■ AUFGABEN
1/ Beantworten Sie anhand des Textes zur Wirtschaftsförderung die folgenden Fragen:
(a) Welche Fraktion reichte die Motion vom 22. März 2001 ein?
(b) An welchem Datum wurde die Interpellation von Remo Franz eingereicht?
(c) Welchen neuen Namen schlägt der Text für die gemischtwirtschaftliche Institution vor?
2/ Entnehmen Sie dem Text zur Wirtschaftsförderung den Abschnitt, der bei „- Abbau administrativer“ beginnt und bei „anzupacken und durchzusetzen.“ endet, und geben Sie ihn unverändert wieder.
3/ Übersetzen Sie den folgenden Satz aus dem Text zur Wirtschaftsförderung ins Englische: „Diese grundsätzliche Einstellung kann nicht gesetzlich gefordert werden.“

■ TEXT
══════════════════════════════

Die heute zu Wirtschaftsförderungszwecken zur Verfügung stehenden Mittel müssen und dürfen angesichts der Haushaltsituation nicht vermehrt werden. Die finanziellen Mittel müssen aber zugunsten der Standortpflege und zugunsten von konkreten Infrastruktur-Investitionsvorhaben vor Ort an neuen Schwerpunkten ausgerichtet werden.
- Abbau administrativer Belastungen und bewilligungstechnischer Hindernisse
Die mit der KMU-Entlastungs- und der KMU-Förderungsinitiative geforderte Deregulierung und der Abbau administrativer Belastungen und bewilligungstechnischer Hindernisse für KMU ist mit hoher Dringlichkeit voranzutreiben. Ebenso ist die vom Regierungsrat angekündigte Unternehmenssteuerform mit Entschlossenheit anzupacken und durchzusetzen.
Schliesslich werden alle Exekutivbehörden aufgerufen zu einer engagierten und wirtschaftsorientierten Standortpolitik. Diese grundsätzliche Einstellung kann nicht gesetzlich gefordert werden. Von den vom Volk gewählten Mandatsträgern muss aber erwartet werden können, dass sie sich mit Engagement und Führungsstärke für unseren Kanton und die Erhaltung seines durch die Wirtschaft erarbeiteten Wohlstandes einsetzt.
Fussnoten
2001/065 Motion der FDP-Fraktion vom 22. März 2001: Wirtschaftsförderungsgesetz den neuen Anforderungen anpassen
2005/191 Interpellation von Remo Franz vom 23. Juni 2005: Wo steht die Wirtschaftsförderung heute?
Die Wirtschaftsförderung wird innerhalb der in der Agglomeration ansässigen Wirtschaftsexponenten kaum wahrgenommen. Eine Umbenennung dieser gemischtwirtschaftliche Institution in "Standortpromotion beider Basel" würde denn auch den Kern der Zielsetzungen und Aktivitäten besser treffen.

══════════════════════════════

Gespeicherte Einträge aus einer Sammlung:
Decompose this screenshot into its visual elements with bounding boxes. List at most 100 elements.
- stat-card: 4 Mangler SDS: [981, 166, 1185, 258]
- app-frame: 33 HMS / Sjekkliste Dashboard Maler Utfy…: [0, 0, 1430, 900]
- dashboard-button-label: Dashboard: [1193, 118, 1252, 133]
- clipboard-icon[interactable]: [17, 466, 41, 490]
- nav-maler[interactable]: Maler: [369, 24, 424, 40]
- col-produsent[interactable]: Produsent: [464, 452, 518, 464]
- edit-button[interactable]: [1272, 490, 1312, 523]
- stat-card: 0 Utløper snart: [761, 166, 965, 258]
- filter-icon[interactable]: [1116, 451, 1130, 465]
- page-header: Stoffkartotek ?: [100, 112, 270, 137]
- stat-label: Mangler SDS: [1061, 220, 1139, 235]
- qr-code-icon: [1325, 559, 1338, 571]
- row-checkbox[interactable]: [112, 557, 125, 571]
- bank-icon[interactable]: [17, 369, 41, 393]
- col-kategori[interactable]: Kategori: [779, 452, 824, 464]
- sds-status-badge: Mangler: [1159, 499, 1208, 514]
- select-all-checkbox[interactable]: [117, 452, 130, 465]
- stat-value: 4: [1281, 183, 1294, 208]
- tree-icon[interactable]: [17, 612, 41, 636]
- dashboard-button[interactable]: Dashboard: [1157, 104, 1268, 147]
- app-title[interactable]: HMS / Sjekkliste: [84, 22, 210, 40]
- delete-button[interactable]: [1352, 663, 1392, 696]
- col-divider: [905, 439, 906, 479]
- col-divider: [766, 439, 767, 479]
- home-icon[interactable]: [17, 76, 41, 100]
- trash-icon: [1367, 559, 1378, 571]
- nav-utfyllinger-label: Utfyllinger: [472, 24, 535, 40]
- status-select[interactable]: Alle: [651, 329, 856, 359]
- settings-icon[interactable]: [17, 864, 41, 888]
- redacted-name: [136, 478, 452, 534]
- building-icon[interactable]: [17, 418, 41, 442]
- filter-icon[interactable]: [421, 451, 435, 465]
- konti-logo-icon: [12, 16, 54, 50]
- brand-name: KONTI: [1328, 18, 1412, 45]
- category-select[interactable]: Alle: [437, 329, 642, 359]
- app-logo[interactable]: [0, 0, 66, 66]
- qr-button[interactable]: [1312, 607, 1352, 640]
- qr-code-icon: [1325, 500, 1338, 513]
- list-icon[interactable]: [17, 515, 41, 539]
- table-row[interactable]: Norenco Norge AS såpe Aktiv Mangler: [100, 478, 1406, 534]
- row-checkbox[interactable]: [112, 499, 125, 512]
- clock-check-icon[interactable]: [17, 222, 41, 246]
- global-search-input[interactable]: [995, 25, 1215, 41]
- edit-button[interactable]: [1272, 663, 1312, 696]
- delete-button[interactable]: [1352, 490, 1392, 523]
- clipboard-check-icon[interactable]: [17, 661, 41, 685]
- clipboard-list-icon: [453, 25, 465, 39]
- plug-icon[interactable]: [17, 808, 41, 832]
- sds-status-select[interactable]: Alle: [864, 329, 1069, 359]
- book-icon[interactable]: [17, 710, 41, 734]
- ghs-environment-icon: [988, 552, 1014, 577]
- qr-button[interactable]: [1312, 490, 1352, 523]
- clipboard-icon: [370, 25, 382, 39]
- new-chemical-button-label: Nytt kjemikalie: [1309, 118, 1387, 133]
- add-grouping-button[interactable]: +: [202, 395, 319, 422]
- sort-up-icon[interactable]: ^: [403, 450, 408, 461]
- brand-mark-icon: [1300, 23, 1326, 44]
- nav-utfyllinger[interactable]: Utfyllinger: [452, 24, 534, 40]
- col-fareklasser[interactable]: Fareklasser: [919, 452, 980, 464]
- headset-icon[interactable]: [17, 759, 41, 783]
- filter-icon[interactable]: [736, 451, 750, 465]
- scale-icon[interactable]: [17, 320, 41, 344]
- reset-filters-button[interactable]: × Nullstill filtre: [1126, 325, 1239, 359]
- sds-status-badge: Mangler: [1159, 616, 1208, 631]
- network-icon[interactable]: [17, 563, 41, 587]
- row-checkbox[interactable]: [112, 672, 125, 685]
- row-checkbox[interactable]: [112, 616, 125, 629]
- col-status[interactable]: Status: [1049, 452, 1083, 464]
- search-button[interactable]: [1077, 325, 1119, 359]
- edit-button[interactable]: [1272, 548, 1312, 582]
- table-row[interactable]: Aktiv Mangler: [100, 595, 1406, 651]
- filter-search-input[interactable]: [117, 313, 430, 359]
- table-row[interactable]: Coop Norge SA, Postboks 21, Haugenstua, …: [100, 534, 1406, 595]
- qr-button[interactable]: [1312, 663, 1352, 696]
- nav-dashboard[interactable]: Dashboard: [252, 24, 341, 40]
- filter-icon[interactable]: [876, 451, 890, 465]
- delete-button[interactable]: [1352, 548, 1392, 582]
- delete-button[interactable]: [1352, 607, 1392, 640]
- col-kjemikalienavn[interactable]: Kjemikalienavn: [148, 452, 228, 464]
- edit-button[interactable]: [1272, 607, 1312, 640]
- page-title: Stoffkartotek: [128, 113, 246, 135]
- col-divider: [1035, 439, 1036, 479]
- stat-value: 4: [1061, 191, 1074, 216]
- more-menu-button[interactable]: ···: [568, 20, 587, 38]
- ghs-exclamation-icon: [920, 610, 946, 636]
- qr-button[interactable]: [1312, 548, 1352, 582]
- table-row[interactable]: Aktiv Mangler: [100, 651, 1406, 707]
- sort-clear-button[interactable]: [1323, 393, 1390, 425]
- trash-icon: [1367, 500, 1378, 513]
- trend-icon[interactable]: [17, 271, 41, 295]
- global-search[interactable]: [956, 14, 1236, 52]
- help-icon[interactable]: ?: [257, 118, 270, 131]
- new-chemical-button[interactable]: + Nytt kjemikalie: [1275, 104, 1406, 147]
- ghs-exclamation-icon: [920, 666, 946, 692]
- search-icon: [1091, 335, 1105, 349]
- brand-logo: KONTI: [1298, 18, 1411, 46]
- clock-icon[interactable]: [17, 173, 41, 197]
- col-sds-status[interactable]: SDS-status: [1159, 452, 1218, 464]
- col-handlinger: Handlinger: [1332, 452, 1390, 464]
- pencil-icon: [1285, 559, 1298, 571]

══════════════════════════════

■ LÖSUNGEN
1/
(a) Die FDP-Fraktion.
(b) Am 23. Juni 2005.
(c) „Standortpromotion beider Basel“.

2/
- Abbau administrativer Belastungen und bewilligungstechnischer Hindernisse
Die mit der KMU-Entlastungs- und der KMU-Förderungsinitiative geforderte Deregulierung und der Abbau administrativer Belastungen und bewilligungstechnischer Hindernisse für KMU ist mit hoher Dringlichkeit voranzutreiben. Ebenso ist die vom Regierungsrat angekündigte Unternehmenssteuerform mit Entschlossenheit anzupacken und durchzusetzen.

3/ This fundamental attitude cannot be required by law.